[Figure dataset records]
++++++
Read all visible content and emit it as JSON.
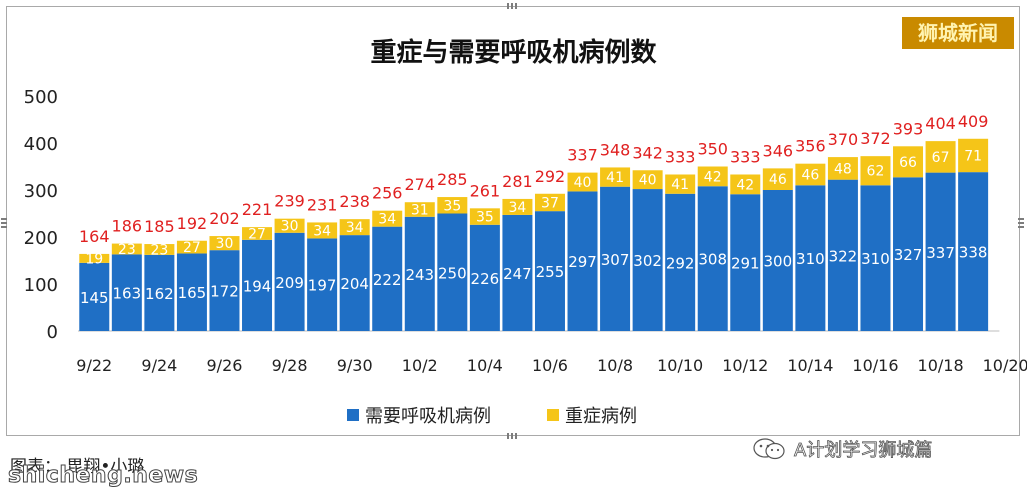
{
  "title": "重症与需要呼吸机病例数",
  "brand": "狮城新闻",
  "credit": "图表： 毘翔•小璐",
  "watermark_left": "shicheng.news",
  "watermark_right": "A计划学习狮城篇",
  "watermark_icon": "wechat-icon",
  "colors": {
    "ventilator": "#1f6fc5",
    "severe": "#f5c518",
    "total_label": "#e02020",
    "bar_label": "#ffffff"
  },
  "chart_data": {
    "type": "bar",
    "stacked": true,
    "title": "重症与需要呼吸机病例数",
    "dates": [
      "9/22",
      "9/23",
      "9/24",
      "9/25",
      "9/26",
      "9/27",
      "9/28",
      "9/29",
      "9/30",
      "10/1",
      "10/2",
      "10/3",
      "10/4",
      "10/5",
      "10/6",
      "10/7",
      "10/8",
      "10/9",
      "10/10",
      "10/11",
      "10/12",
      "10/13",
      "10/14",
      "10/15",
      "10/16",
      "10/17",
      "10/18",
      "10/19"
    ],
    "x_tick_labels": [
      "9/22",
      "9/24",
      "9/26",
      "9/28",
      "9/30",
      "10/2",
      "10/4",
      "10/6",
      "10/8",
      "10/10",
      "10/12",
      "10/14",
      "10/16",
      "10/18",
      "10/20"
    ],
    "y_ticks": [
      0,
      100,
      200,
      300,
      400,
      500
    ],
    "ylim": [
      0,
      500
    ],
    "series": [
      {
        "name": "需要呼吸机病例",
        "color": "#1f6fc5",
        "values": [
          145,
          163,
          162,
          165,
          172,
          194,
          209,
          197,
          204,
          222,
          243,
          250,
          226,
          247,
          255,
          297,
          307,
          302,
          292,
          308,
          291,
          300,
          310,
          322,
          310,
          327,
          337,
          338
        ]
      },
      {
        "name": "重症病例",
        "color": "#f5c518",
        "values": [
          19,
          23,
          23,
          27,
          30,
          27,
          30,
          34,
          34,
          34,
          31,
          35,
          35,
          34,
          37,
          40,
          41,
          40,
          41,
          42,
          42,
          46,
          46,
          48,
          62,
          66,
          67,
          71
        ]
      }
    ],
    "totals": [
      164,
      186,
      185,
      192,
      202,
      221,
      239,
      231,
      238,
      256,
      274,
      285,
      261,
      281,
      292,
      337,
      348,
      342,
      333,
      350,
      333,
      346,
      356,
      370,
      372,
      393,
      404,
      409
    ],
    "grid": false,
    "legend_position": "bottom"
  }
}
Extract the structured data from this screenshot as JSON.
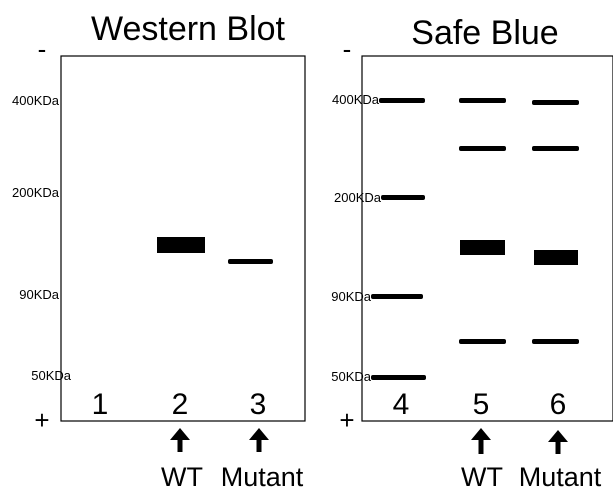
{
  "panels": [
    {
      "title": "Western Blot",
      "polarity": {
        "top": "-",
        "bottom": "+"
      },
      "markers": [
        "400KDa",
        "200KDa",
        "90KDa",
        "50KDa"
      ],
      "lanes": [
        "1",
        "2",
        "3"
      ],
      "captions": [
        "WT",
        "Mutant"
      ]
    },
    {
      "title": "Safe Blue",
      "polarity": {
        "top": "-",
        "bottom": "+"
      },
      "markers": [
        "400KDa",
        "200KDa",
        "90KDa",
        "50KDa"
      ],
      "lanes": [
        "4",
        "5",
        "6"
      ],
      "captions": [
        "WT",
        "Mutant"
      ]
    }
  ],
  "colors": {
    "ink": "#000000",
    "background": "#ffffff"
  },
  "icons": {
    "pointer": "arrow-up-icon"
  }
}
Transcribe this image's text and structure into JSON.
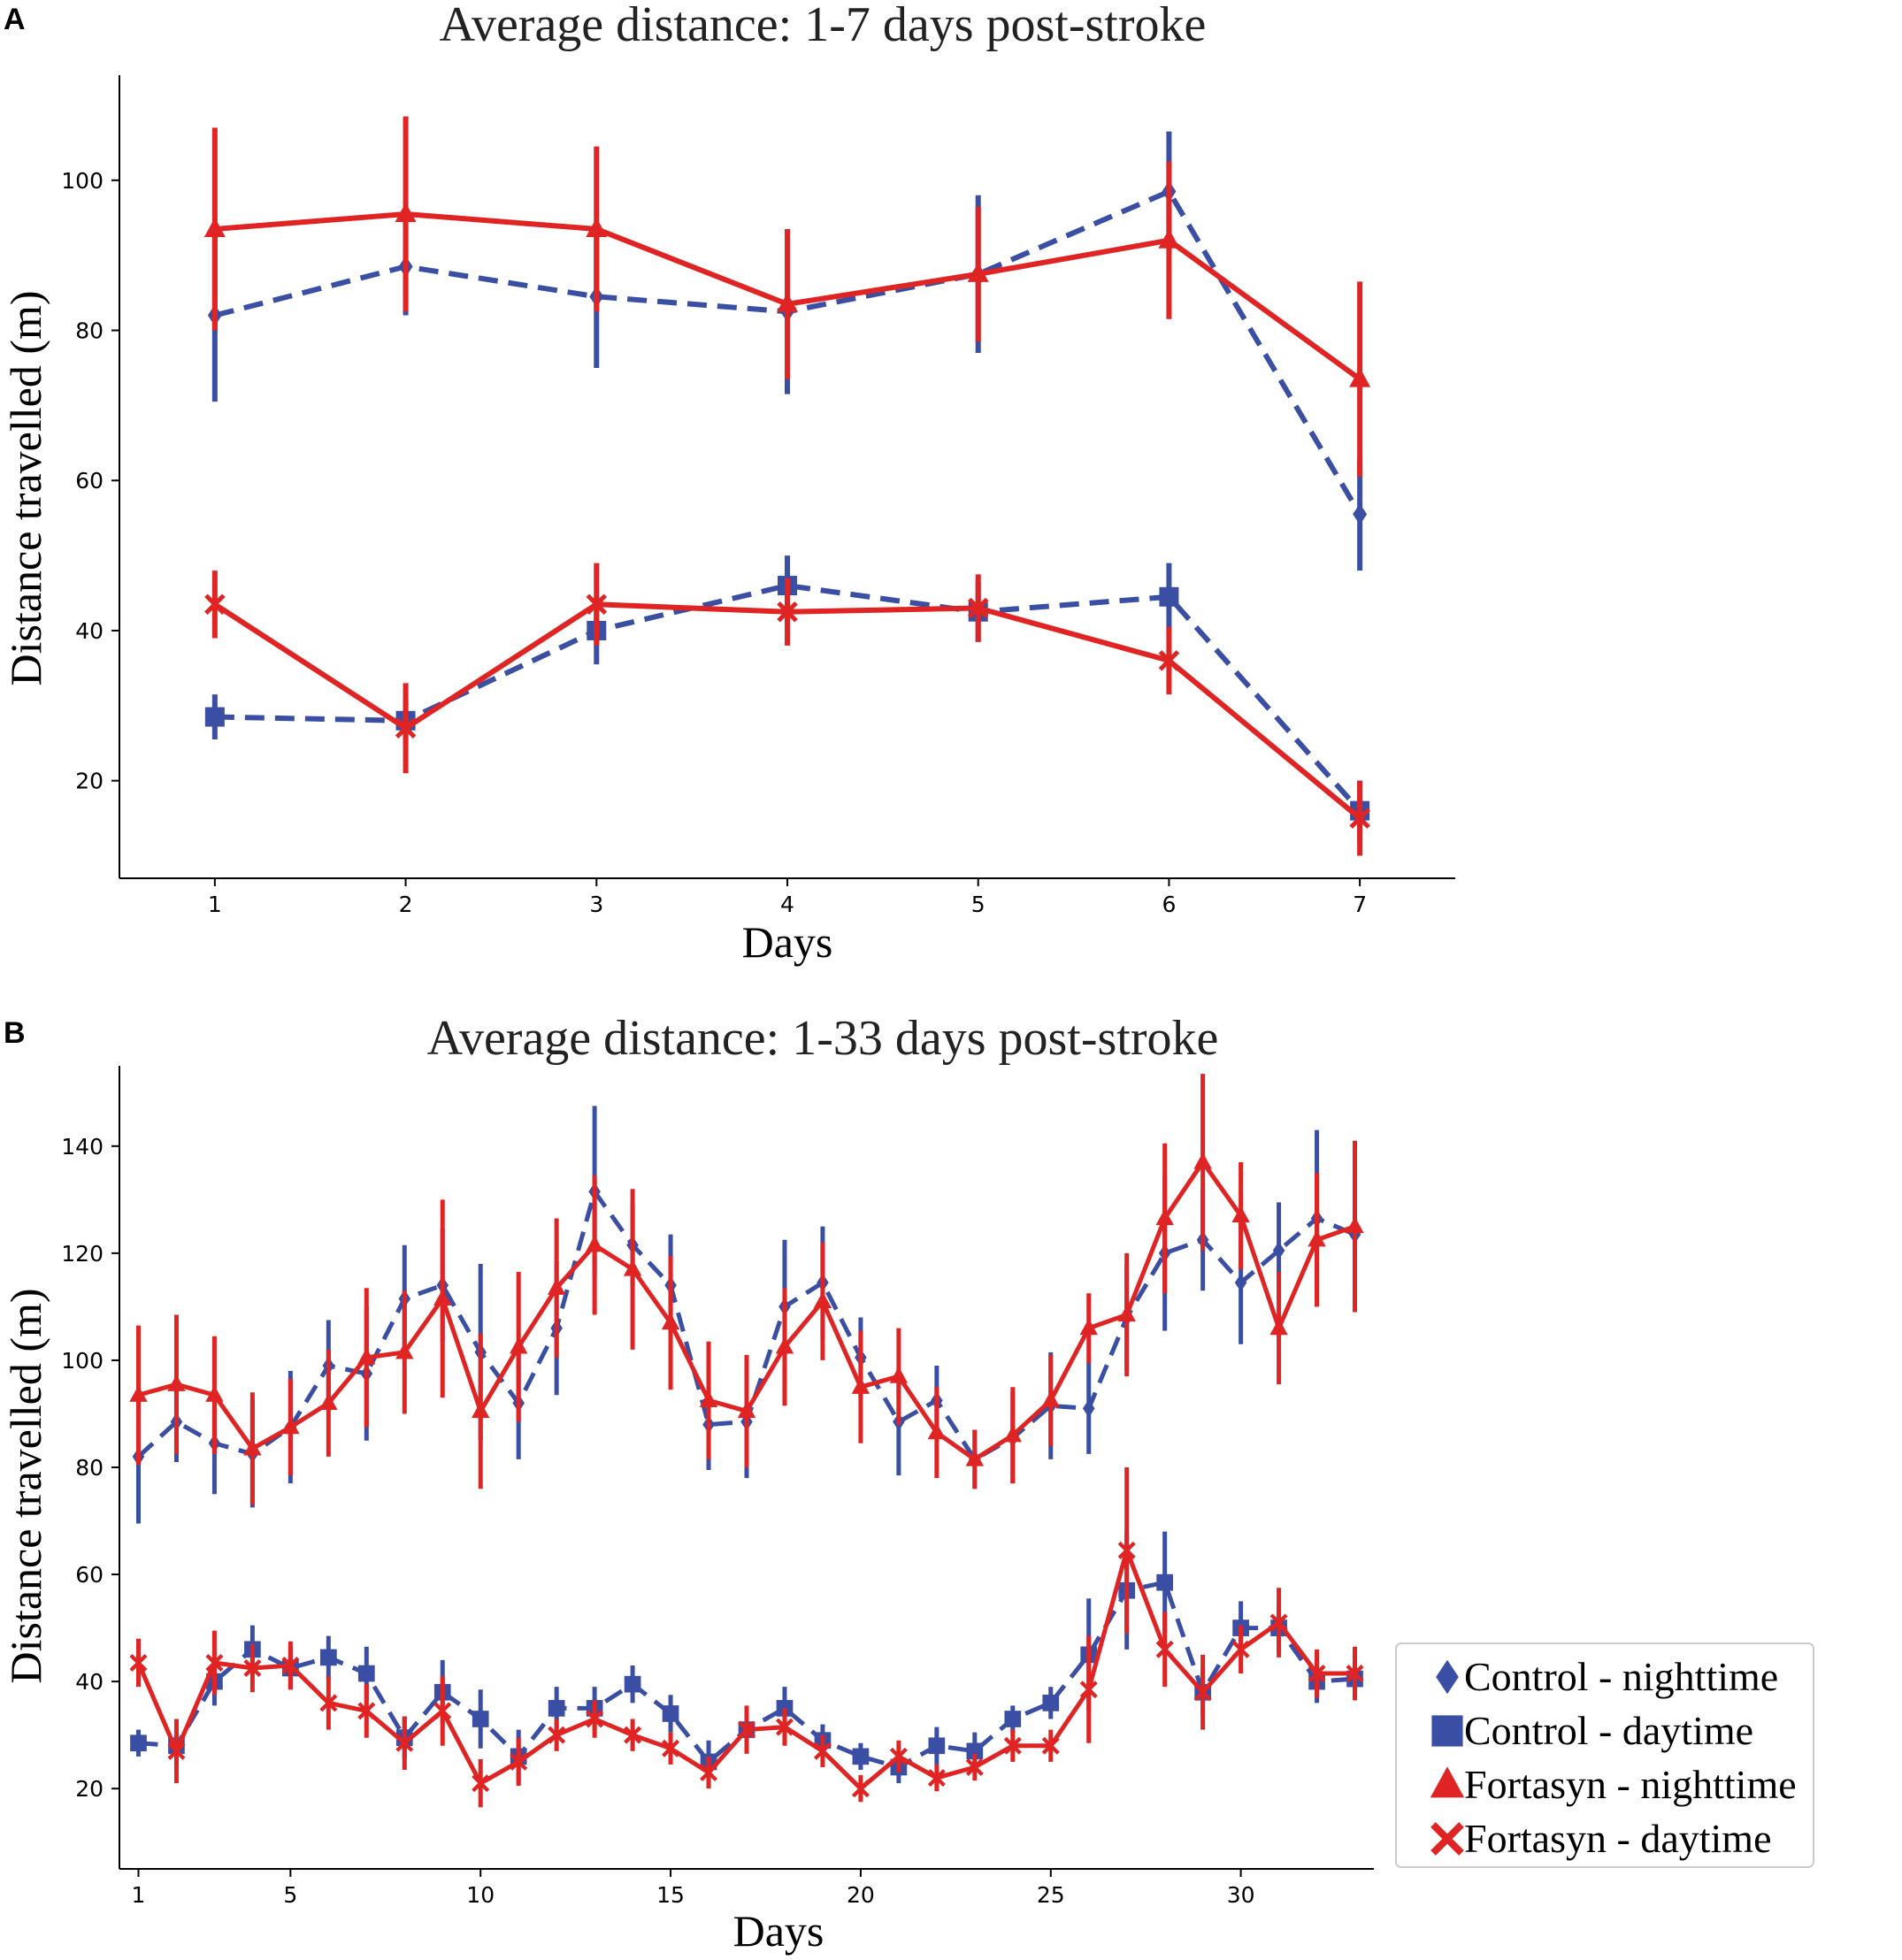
{
  "colors": {
    "control": "#3a4fa3",
    "fortasyn": "#e02424",
    "axis": "#000000"
  },
  "chart_data": [
    {
      "type": "line",
      "panel": "A",
      "title": "Average distance: 1-7 days post-stroke",
      "xlabel": "Days",
      "ylabel": "Distance travelled (m)",
      "xlim": [
        0.5,
        7.5
      ],
      "ylim": [
        7,
        114
      ],
      "xticks": [
        1,
        2,
        3,
        4,
        5,
        6,
        7
      ],
      "yticks": [
        20,
        40,
        60,
        80,
        100
      ],
      "x": [
        1,
        2,
        3,
        4,
        5,
        6,
        7
      ],
      "series": [
        {
          "name": "Control - nighttime",
          "group": "control",
          "marker": "diamond",
          "dashed": true,
          "values": [
            82,
            88.5,
            84.5,
            82.5,
            87.5,
            98.5,
            55.5
          ],
          "errors": [
            11.5,
            6.5,
            9.5,
            11,
            10.5,
            8,
            7.5
          ]
        },
        {
          "name": "Control - daytime",
          "group": "control",
          "marker": "square",
          "dashed": true,
          "values": [
            28.5,
            28,
            40,
            46,
            42.5,
            44.5,
            16
          ],
          "errors": [
            3,
            3,
            4.5,
            4,
            4,
            4.5,
            4
          ]
        },
        {
          "name": "Fortasyn - nighttime",
          "group": "fortasyn",
          "marker": "triangle",
          "dashed": false,
          "values": [
            93.5,
            95.5,
            93.5,
            83.5,
            87.5,
            92,
            73.5
          ],
          "errors": [
            13.5,
            13,
            11,
            10,
            9,
            10.5,
            13
          ]
        },
        {
          "name": "Fortasyn - daytime",
          "group": "fortasyn",
          "marker": "x",
          "dashed": false,
          "values": [
            43.5,
            27,
            43.5,
            42.5,
            43,
            36,
            15
          ],
          "errors": [
            4.5,
            6,
            5.5,
            4.5,
            4.5,
            4.5,
            5
          ]
        }
      ]
    },
    {
      "type": "line",
      "panel": "B",
      "title": "Average distance: 1-33 days post-stroke",
      "xlabel": "Days",
      "ylabel": "Distance travelled (m)",
      "xlim": [
        0.5,
        33.5
      ],
      "ylim": [
        5,
        155
      ],
      "xticks": [
        1,
        5,
        10,
        15,
        20,
        25,
        30
      ],
      "yticks": [
        20,
        40,
        60,
        80,
        100,
        120,
        140
      ],
      "x": [
        1,
        2,
        3,
        4,
        5,
        6,
        7,
        8,
        9,
        10,
        11,
        12,
        13,
        14,
        15,
        16,
        17,
        18,
        19,
        20,
        21,
        22,
        23,
        24,
        25,
        26,
        27,
        28,
        29,
        30,
        31,
        32,
        33
      ],
      "series": [
        {
          "name": "Control - nighttime",
          "group": "control",
          "marker": "diamond",
          "dashed": true,
          "values": [
            82,
            88.5,
            84.5,
            82.5,
            87.5,
            99,
            97.5,
            111.5,
            114,
            101.5,
            92,
            106,
            131.5,
            121.5,
            114,
            88,
            88.5,
            110,
            114.5,
            100.5,
            88.5,
            92.5,
            81.5,
            85.5,
            91.5,
            91,
            108,
            120,
            122.5,
            114.5,
            120.5,
            126.5,
            123.5
          ],
          "errors": [
            12.5,
            7.5,
            9.5,
            10,
            10.5,
            8.5,
            12.5,
            10,
            10.5,
            16.5,
            10.5,
            12.5,
            16,
            7.5,
            9.5,
            8.5,
            10.5,
            12.5,
            10.5,
            7.5,
            10,
            6.5,
            5.5,
            8.5,
            10,
            8.5,
            10,
            14.5,
            9.5,
            11.5,
            9,
            16.5,
            12
          ]
        },
        {
          "name": "Control - daytime",
          "group": "control",
          "marker": "square",
          "dashed": true,
          "values": [
            28.5,
            28,
            40,
            46,
            42.5,
            44.5,
            41.5,
            29.5,
            38,
            33,
            26,
            35,
            35,
            39.5,
            34,
            25,
            31,
            35,
            29,
            26,
            24,
            28,
            27,
            33,
            36,
            45,
            57,
            58.5,
            38,
            50,
            50,
            40,
            40.5
          ],
          "errors": [
            2.5,
            3.5,
            4.5,
            4.5,
            4,
            4,
            5,
            4,
            6,
            5.5,
            5,
            4,
            4,
            3.5,
            3.5,
            4,
            4,
            4,
            3,
            2.5,
            3,
            3.5,
            3.5,
            2.5,
            3,
            10.5,
            11,
            9.5,
            4.5,
            5,
            4.5,
            4,
            4
          ]
        },
        {
          "name": "Fortasyn - nighttime",
          "group": "fortasyn",
          "marker": "triangle",
          "dashed": false,
          "values": [
            93.5,
            95.5,
            93.5,
            83.5,
            87.5,
            92,
            100.5,
            101.5,
            111.5,
            90.5,
            102.5,
            113.5,
            121.5,
            117,
            107,
            92.5,
            90.5,
            102.5,
            111,
            95,
            97,
            86.5,
            81.5,
            86,
            92.5,
            106,
            108.5,
            126.5,
            137,
            127,
            106,
            122.5,
            125
          ],
          "errors": [
            13,
            13,
            11,
            10.5,
            9,
            10,
            13,
            11.5,
            18.5,
            14.5,
            14,
            13,
            13,
            15,
            12.5,
            11,
            10.5,
            11,
            11,
            10.5,
            9,
            8.5,
            5.5,
            9,
            8.5,
            6.5,
            11.5,
            14,
            16.5,
            10,
            10.5,
            12.5,
            16
          ]
        },
        {
          "name": "Fortasyn - daytime",
          "group": "fortasyn",
          "marker": "x",
          "dashed": false,
          "values": [
            43.5,
            27,
            43.5,
            42.5,
            43,
            36,
            34.5,
            28.5,
            34.5,
            21,
            25,
            30,
            33,
            30,
            27.5,
            23,
            31,
            31.5,
            27,
            20,
            26,
            22,
            24,
            28,
            28,
            38.5,
            64.5,
            46,
            38,
            46,
            51,
            41.5,
            41.5
          ],
          "errors": [
            4.5,
            6,
            6,
            4.5,
            4.5,
            5,
            5,
            5,
            6.5,
            4.5,
            4.5,
            3,
            3.5,
            3,
            3,
            3,
            4.5,
            3.5,
            3,
            2.5,
            3,
            2.5,
            2.5,
            3,
            3,
            10,
            15.5,
            7,
            7,
            4.5,
            6.5,
            4.5,
            5
          ]
        }
      ],
      "legend": {
        "position": "lower-right-outside",
        "entries": [
          "Control - nighttime",
          "Control - daytime",
          "Fortasyn - nighttime",
          "Fortasyn - daytime"
        ]
      }
    }
  ]
}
++++++
Collect each line of the entries that has the word "JSON", copying it in full.

Read all visible content and emit it as JSON.
Extract the structured data from this screenshot as JSON.
Transcribe this image's text and structure into JSON.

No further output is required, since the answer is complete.